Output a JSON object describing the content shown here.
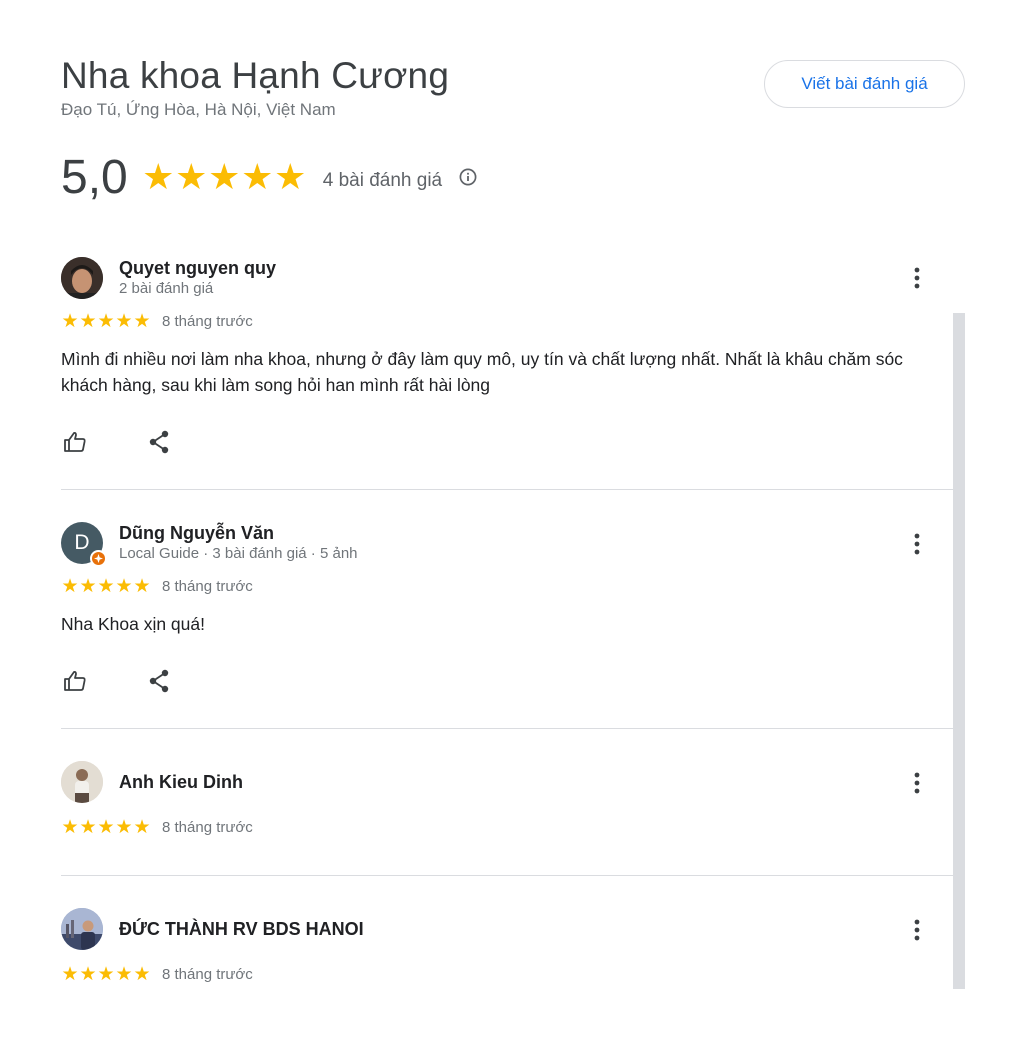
{
  "place": {
    "name": "Nha khoa Hạnh Cương",
    "address": "Đạo Tú, Ứng Hòa, Hà Nội, Việt Nam"
  },
  "write_review_label": "Viết bài đánh giá",
  "summary": {
    "score": "5,0",
    "stars": 5,
    "count_label": "4 bài đánh giá"
  },
  "colors": {
    "star": "#fbbc04",
    "accent": "#1a73e8",
    "local_guide_badge": "#e8710a"
  },
  "reviews": [
    {
      "name": "Quyet nguyen quy",
      "meta": "2 bài đánh giá",
      "rating": 5,
      "time": "8 tháng trước",
      "text": "Mình đi nhiều nơi làm nha khoa, nhưng ở đây làm quy mô, uy tín và chất lượng nhất. Nhất là khâu chăm sóc khách hàng, sau khi làm song hỏi han mình rất hài lòng",
      "avatar_icon": "user-photo-icon"
    },
    {
      "name": "Dũng Nguyễn Văn",
      "meta": "Local Guide · 3 bài đánh giá · 5 ảnh",
      "rating": 5,
      "time": "8 tháng trước",
      "text": "Nha Khoa xịn quá!",
      "avatar_letter": "D",
      "avatar_icon": "letter-avatar-icon"
    },
    {
      "name": "Anh Kieu Dinh",
      "meta": "",
      "rating": 5,
      "time": "8 tháng trước",
      "text": "",
      "avatar_icon": "user-photo-icon"
    },
    {
      "name": "ĐỨC THÀNH RV BDS HANOI",
      "meta": "",
      "rating": 5,
      "time": "8 tháng trước",
      "text": "",
      "avatar_icon": "user-photo-icon"
    }
  ]
}
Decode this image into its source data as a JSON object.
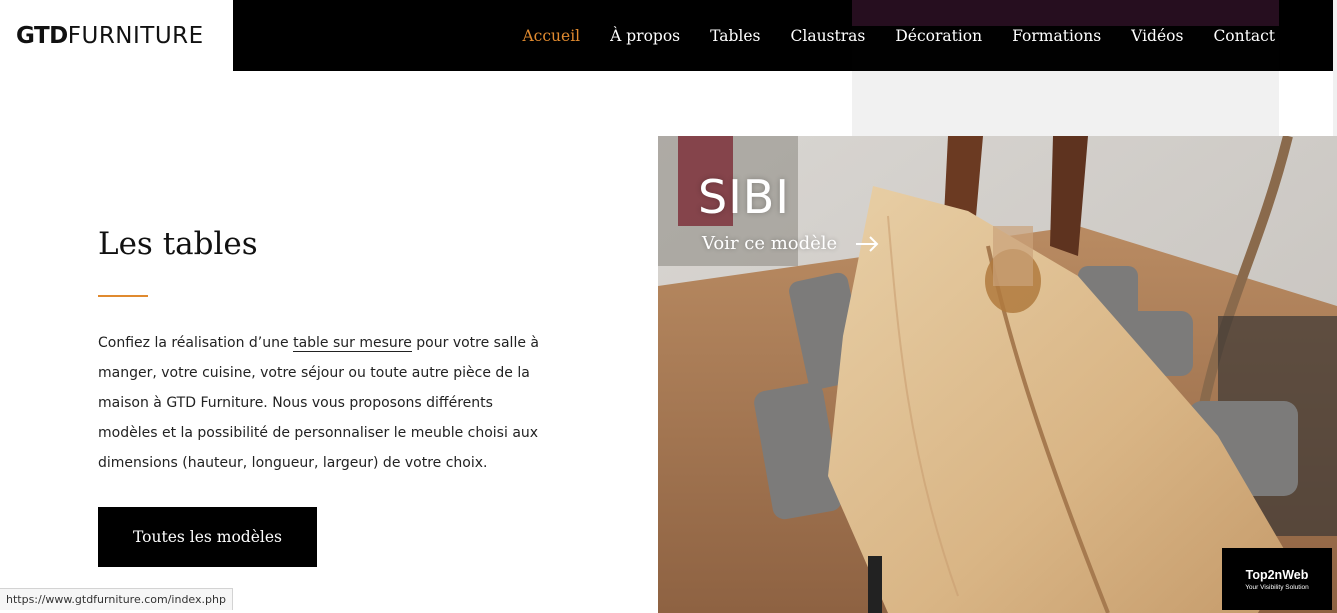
{
  "header": {
    "logo_bold": "GTD",
    "logo_thin": "FURNITURE",
    "nav": [
      {
        "label": "Accueil",
        "active": true
      },
      {
        "label": "À propos"
      },
      {
        "label": "Tables"
      },
      {
        "label": "Claustras"
      },
      {
        "label": "Décoration"
      },
      {
        "label": "Formations"
      },
      {
        "label": "Vidéos"
      },
      {
        "label": "Contact"
      }
    ]
  },
  "main": {
    "title": "Les tables",
    "paragraph_before": "Confiez la réalisation d’une ",
    "paragraph_link": "table sur mesure",
    "paragraph_after": " pour votre salle à manger, votre cuisine, votre séjour ou toute autre pièce de la maison à GTD Furniture. Nous vous proposons différents modèles et la possibilité de personnaliser le meuble choisi aux dimensions (hauteur, longueur, largeur) de votre choix.",
    "button_label": "Toutes les modèles"
  },
  "slide": {
    "title": "SIBI",
    "link_label": "Voir ce modèle"
  },
  "badge": {
    "name": "Top2nWeb",
    "tagline": "Your Visibility Solution"
  },
  "status_bar": {
    "url": "https://www.gtdfurniture.com/index.php"
  },
  "colors": {
    "accent": "#e08a2f",
    "nav_background": "#000000"
  },
  "icons": {
    "slide_arrow": "arrow-right-icon"
  }
}
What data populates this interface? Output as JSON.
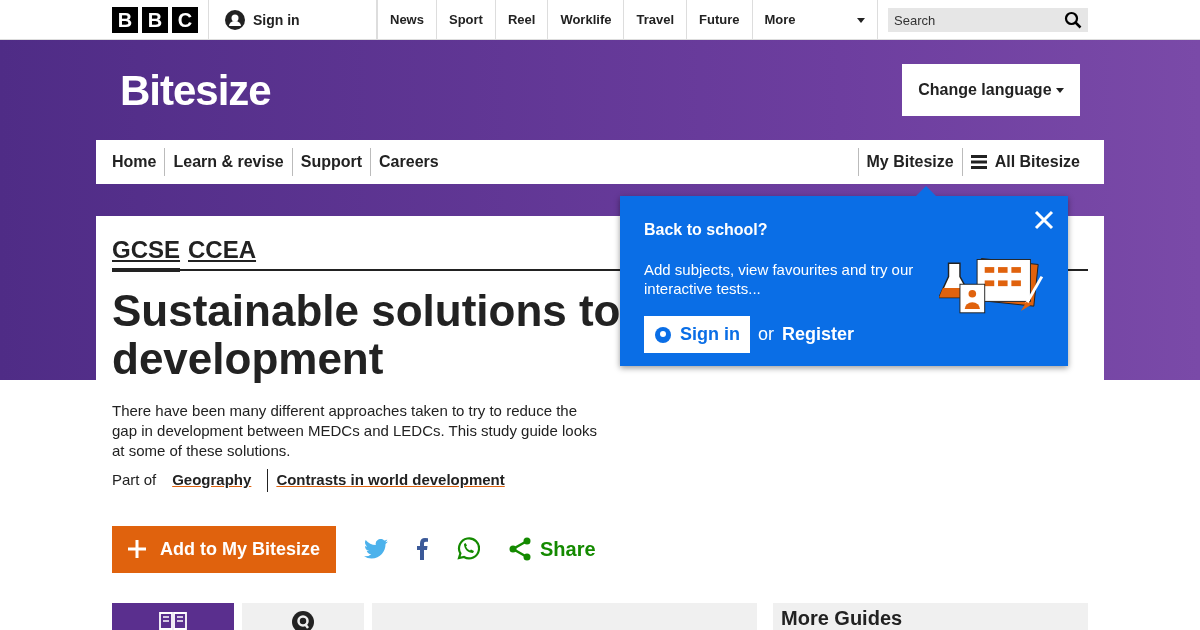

[WHAT YOU ARE ASKED TO DO]: For each line in the data above that contains the string "text", extract the line.

[RESULT OF THIS EXERCISE]:
      "text": "Mình đi nhiều nơi làm nha khoa, nhưng ở đây làm quy mô, uy tín và chất lượng nhất. Nhất là khâu chăm sóc khách hàng, sau khi làm song hỏi han mình rất hài lòng",
      "text": "Nha Khoa xịn quá!",
      "text": "",
      "text": "",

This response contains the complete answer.